- **HOW TO COMPLETE THIS TASK**
For every line below, set down an identical copy.

** INPUT FOR THIS TASK follows **

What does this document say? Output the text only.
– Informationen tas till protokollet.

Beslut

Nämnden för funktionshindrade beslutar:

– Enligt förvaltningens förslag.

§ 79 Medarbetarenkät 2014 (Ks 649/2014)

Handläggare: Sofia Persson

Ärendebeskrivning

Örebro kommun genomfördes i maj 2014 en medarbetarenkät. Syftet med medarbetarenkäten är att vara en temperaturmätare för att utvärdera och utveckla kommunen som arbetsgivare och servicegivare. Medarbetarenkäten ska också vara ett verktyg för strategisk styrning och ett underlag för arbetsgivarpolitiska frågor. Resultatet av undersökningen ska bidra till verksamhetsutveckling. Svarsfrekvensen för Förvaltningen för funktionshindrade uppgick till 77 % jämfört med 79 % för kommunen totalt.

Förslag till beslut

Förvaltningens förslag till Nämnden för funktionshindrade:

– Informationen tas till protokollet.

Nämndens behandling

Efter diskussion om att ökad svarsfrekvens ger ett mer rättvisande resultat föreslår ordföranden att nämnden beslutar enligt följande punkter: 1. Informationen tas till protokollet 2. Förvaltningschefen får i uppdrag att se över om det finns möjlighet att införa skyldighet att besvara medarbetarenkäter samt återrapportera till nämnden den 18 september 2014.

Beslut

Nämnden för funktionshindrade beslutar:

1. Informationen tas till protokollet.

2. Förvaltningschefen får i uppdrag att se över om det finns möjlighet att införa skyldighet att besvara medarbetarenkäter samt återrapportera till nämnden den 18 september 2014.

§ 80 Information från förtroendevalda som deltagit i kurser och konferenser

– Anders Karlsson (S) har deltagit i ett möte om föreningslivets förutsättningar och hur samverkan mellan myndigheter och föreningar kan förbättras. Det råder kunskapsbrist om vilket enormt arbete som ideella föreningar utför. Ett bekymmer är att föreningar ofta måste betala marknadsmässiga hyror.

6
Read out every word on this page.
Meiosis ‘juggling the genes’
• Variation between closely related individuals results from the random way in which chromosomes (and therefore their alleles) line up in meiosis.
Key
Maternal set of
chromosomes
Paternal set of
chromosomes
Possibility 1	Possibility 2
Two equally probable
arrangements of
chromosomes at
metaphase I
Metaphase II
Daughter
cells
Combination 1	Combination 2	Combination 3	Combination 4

** End of INPUT FOR THIS TASK **

- **SOLVED PROBLEM**
What does this document say? Output the text only.
– Informationen tas till protokollet.

Beslut

Nämnden för funktionshindrade beslutar:

– Enligt förvaltningens förslag.

§ 79 Medarbetarenkät 2014 (Ks 649/2014)

Handläggare: Sofia Persson

Ärendebeskrivning

Örebro kommun genomfördes i maj 2014 en medarbetarenkät. Syftet med medarbetarenkäten är att vara en temperaturmätare för att utvärdera och utveckla kommunen som arbetsgivare och servicegivare. Medarbetarenkäten ska också vara ett verktyg för strategisk styrning och ett underlag för arbetsgivarpolitiska frågor. Resultatet av undersökningen ska bidra till verksamhetsutveckling. Svarsfrekvensen för Förvaltningen för funktionshindrade uppgick till 77 % jämfört med 79 % för kommunen totalt.

Förslag till beslut

Förvaltningens förslag till Nämnden för funktionshindrade:

– Informationen tas till protokollet.

Nämndens behandling

Efter diskussion om att ökad svarsfrekvens ger ett mer rättvisande resultat föreslår ordföranden att nämnden beslutar enligt följande punkter: 1. Informationen tas till protokollet 2. Förvaltningschefen får i uppdrag att se över om det finns möjlighet att införa skyldighet att besvara medarbetarenkäter samt återrapportera till nämnden den 18 september 2014.

Beslut

Nämnden för funktionshindrade beslutar:

1. Informationen tas till protokollet.

2. Förvaltningschefen får i uppdrag att se över om det finns möjlighet att införa skyldighet att besvara medarbetarenkäter samt återrapportera till nämnden den 18 september 2014.

§ 80 Information från förtroendevalda som deltagit i kurser och konferenser

– Anders Karlsson (S) har deltagit i ett möte om föreningslivets förutsättningar och hur samverkan mellan myndigheter och föreningar kan förbättras. Det råder kunskapsbrist om vilket enormt arbete som ideella föreningar utför. Ett bekymmer är att föreningar ofta måste betala marknadsmässiga hyror.

6
Read out every word on this page.
Meiosis ‘juggling the genes’
• Variation between closely related individuals results from the random way in which chromosomes (and therefore their alleles) line up in meiosis.
Key
Maternal set of
chromosomes
Paternal set of
chromosomes
Possibility 1	Possibility 2
Two equally probable
arrangements of
chromosomes at
metaphase I
Metaphase II
Daughter
cells
Combination 1	Combination 2	Combination 3	Combination 4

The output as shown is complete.